:: WHAT THE TASK REQUIRES ::
Please retype the records below exactly, leaving out any pictures.
· · · ·
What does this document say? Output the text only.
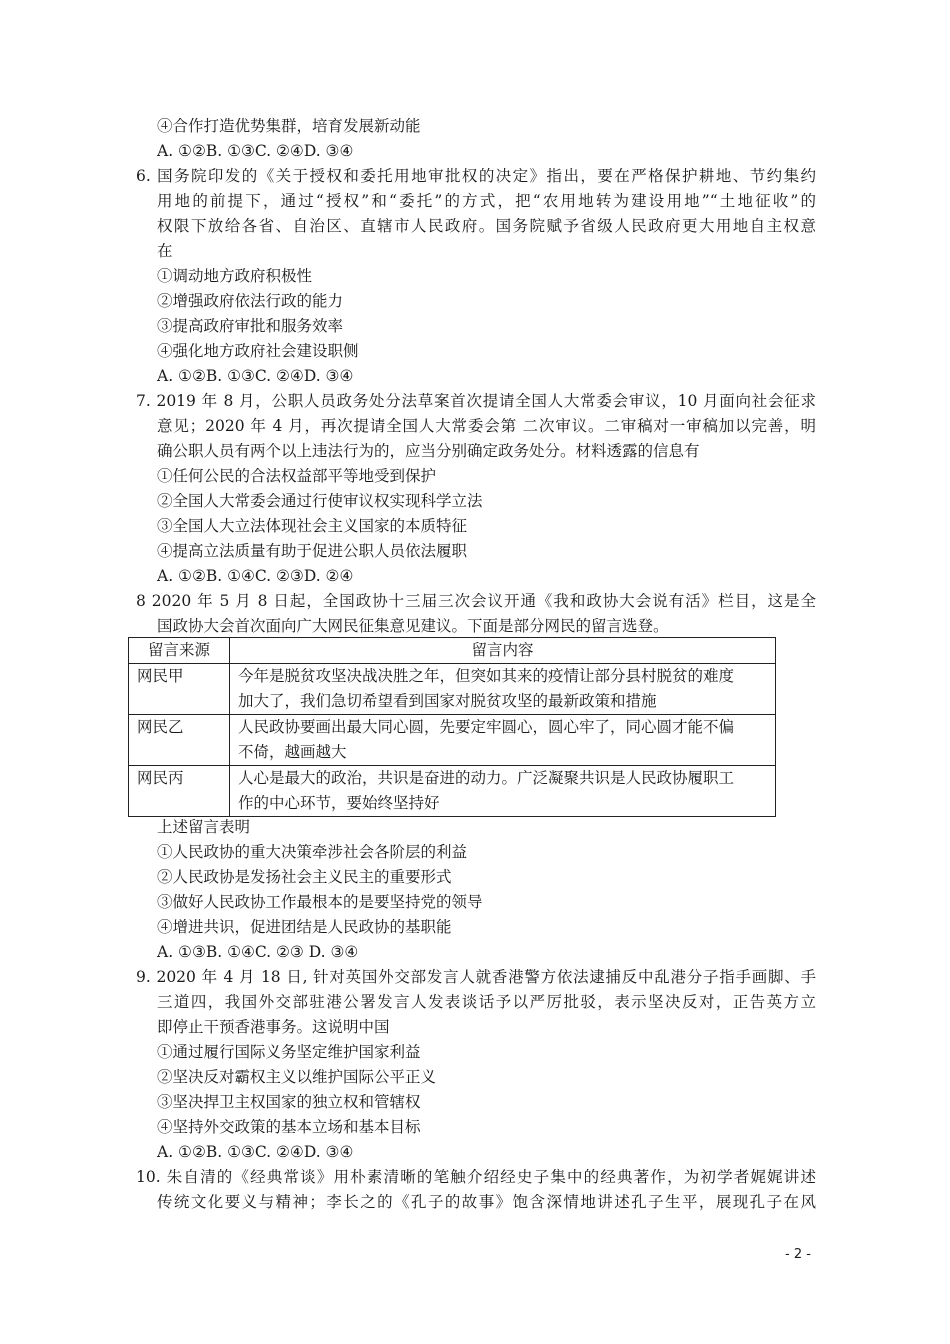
④合作打造优势集群，培育发展新动能
A. ①②B. ①③C. ②④D. ③④
6. 国务院印发的《关于授权和委托用地审批权的决定》指出，要在严格保护耕地、节约集约
用地的前提下，通过“授权”和“委托”的方式，把“农用地转为建设用地”“土地征收”的
权限下放给各省、自治区、直辖市人民政府。国务院赋予省级人民政府更大用地自主权意
在
①调动地方政府积极性
②增强政府依法行政的能力
③提高政府审批和服务效率
④强化地方政府社会建设职侧
A. ①②B. ①③C. ②④D. ③④
7. 2019 年 8 月，公职人员政务处分法草案首次提请全国人大常委会审议，10 月面向社会征求
意见；2020 年 4 月，再次提请全国人大常委会第 二次审议。二审稿对一审稿加以完善，明
确公职人员有两个以上违法行为的，应当分别确定政务处分。材料透露的信息有
①任何公民的合法权益部平等地受到保护
②全国人大常委会通过行使审议权实现科学立法
③全国人大立法体现社会主义国家的本质特征
④提高立法质量有助于促进公职人员依法履职
A. ①②B. ①④C. ②③D. ②④
8 2020 年 5 月 8 日起，全国政协十三届三次会议开通《我和政协大会说有活》栏目，这是全
国政协大会首次面向广大网民征集意见建议。下面是部分网民的留言选登。
留言来源	留言内容
网民甲	今年是脱贫攻坚决战决胜之年，但突如其来的疫情让部分县村脱贫的难度
加大了，我们急切希望看到国家对脱贫攻坚的最新政策和措施

网民乙	人民政协要画出最大同心圆，先要定牢圆心，圆心牢了，同心圆才能不偏
不倚，越画越大

网民丙	人心是最大的政治，共识是奋进的动力。广泛凝聚共识是人民政协履职工
作的中心环节，要始终坚持好
上述留言表明
①人民政协的重大决策牵涉社会各阶层的利益
②人民政协是发扬社会主义民主的重要形式
③做好人民政协工作最根本的是要坚持党的领导
④增进共识，促进团结是人民政协的基职能
A. ①③B. ①④C. ②③ D. ③④
9. 2020 年 4 月 18 日, 针对英国外交部发言人就香港警方依法逮捕反中乱港分子指手画脚、手
三道四，我国外交部驻港公署发言人发表谈话予以严厉批驳，表示坚决反对，正告英方立
即停止干预香港事务。这说明中国
①通过履行国际义务坚定维护国家利益
②坚决反对霸权主义以维护国际公平正义
③坚决捍卫主权国家的独立权和管辖权
④坚持外交政策的基本立场和基本目标
A. ①②B. ①③C. ②④D. ③④
10. 朱自清的《经典常谈》用朴素清晰的笔触介绍经史子集中的经典著作，为初学者娓娓讲述
传统文化要义与精神；李长之的《孔子的故事》饱含深情地讲述孔子生平，展现孔子在风
- 2 -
· · · ·
:: REPLY TO THE EXERCISE ::
What does this document say? Output the text only.
④合作打造优势集群，培育发展新动能
A. ①②B. ①③C. ②④D. ③④
6. 国务院印发的《关于授权和委托用地审批权的决定》指出，要在严格保护耕地、节约集约
用地的前提下，通过“授权”和“委托”的方式，把“农用地转为建设用地”“土地征收”的
权限下放给各省、自治区、直辖市人民政府。国务院赋予省级人民政府更大用地自主权意
在
①调动地方政府积极性
②增强政府依法行政的能力
③提高政府审批和服务效率
④强化地方政府社会建设职侧
A. ①②B. ①③C. ②④D. ③④
7. 2019 年 8 月，公职人员政务处分法草案首次提请全国人大常委会审议，10 月面向社会征求
意见；2020 年 4 月，再次提请全国人大常委会第 二次审议。二审稿对一审稿加以完善，明
确公职人员有两个以上违法行为的，应当分别确定政务处分。材料透露的信息有
①任何公民的合法权益部平等地受到保护
②全国人大常委会通过行使审议权实现科学立法
③全国人大立法体现社会主义国家的本质特征
④提高立法质量有助于促进公职人员依法履职
A. ①②B. ①④C. ②③D. ②④
8 2020 年 5 月 8 日起，全国政协十三届三次会议开通《我和政协大会说有活》栏目，这是全
国政协大会首次面向广大网民征集意见建议。下面是部分网民的留言选登。
留言来源	留言内容
网民甲	今年是脱贫攻坚决战决胜之年，但突如其来的疫情让部分县村脱贫的难度
加大了，我们急切希望看到国家对脱贫攻坚的最新政策和措施

网民乙	人民政协要画出最大同心圆，先要定牢圆心，圆心牢了，同心圆才能不偏
不倚，越画越大

网民丙	人心是最大的政治，共识是奋进的动力。广泛凝聚共识是人民政协履职工
作的中心环节，要始终坚持好
上述留言表明
①人民政协的重大决策牵涉社会各阶层的利益
②人民政协是发扬社会主义民主的重要形式
③做好人民政协工作最根本的是要坚持党的领导
④增进共识，促进团结是人民政协的基职能
A. ①③B. ①④C. ②③ D. ③④
9. 2020 年 4 月 18 日, 针对英国外交部发言人就香港警方依法逮捕反中乱港分子指手画脚、手
三道四，我国外交部驻港公署发言人发表谈话予以严厉批驳，表示坚决反对，正告英方立
即停止干预香港事务。这说明中国
①通过履行国际义务坚定维护国家利益
②坚决反对霸权主义以维护国际公平正义
③坚决捍卫主权国家的独立权和管辖权
④坚持外交政策的基本立场和基本目标
A. ①②B. ①③C. ②④D. ③④
10. 朱自清的《经典常谈》用朴素清晰的笔触介绍经史子集中的经典著作，为初学者娓娓讲述
传统文化要义与精神；李长之的《孔子的故事》饱含深情地讲述孔子生平，展现孔子在风
- 2 -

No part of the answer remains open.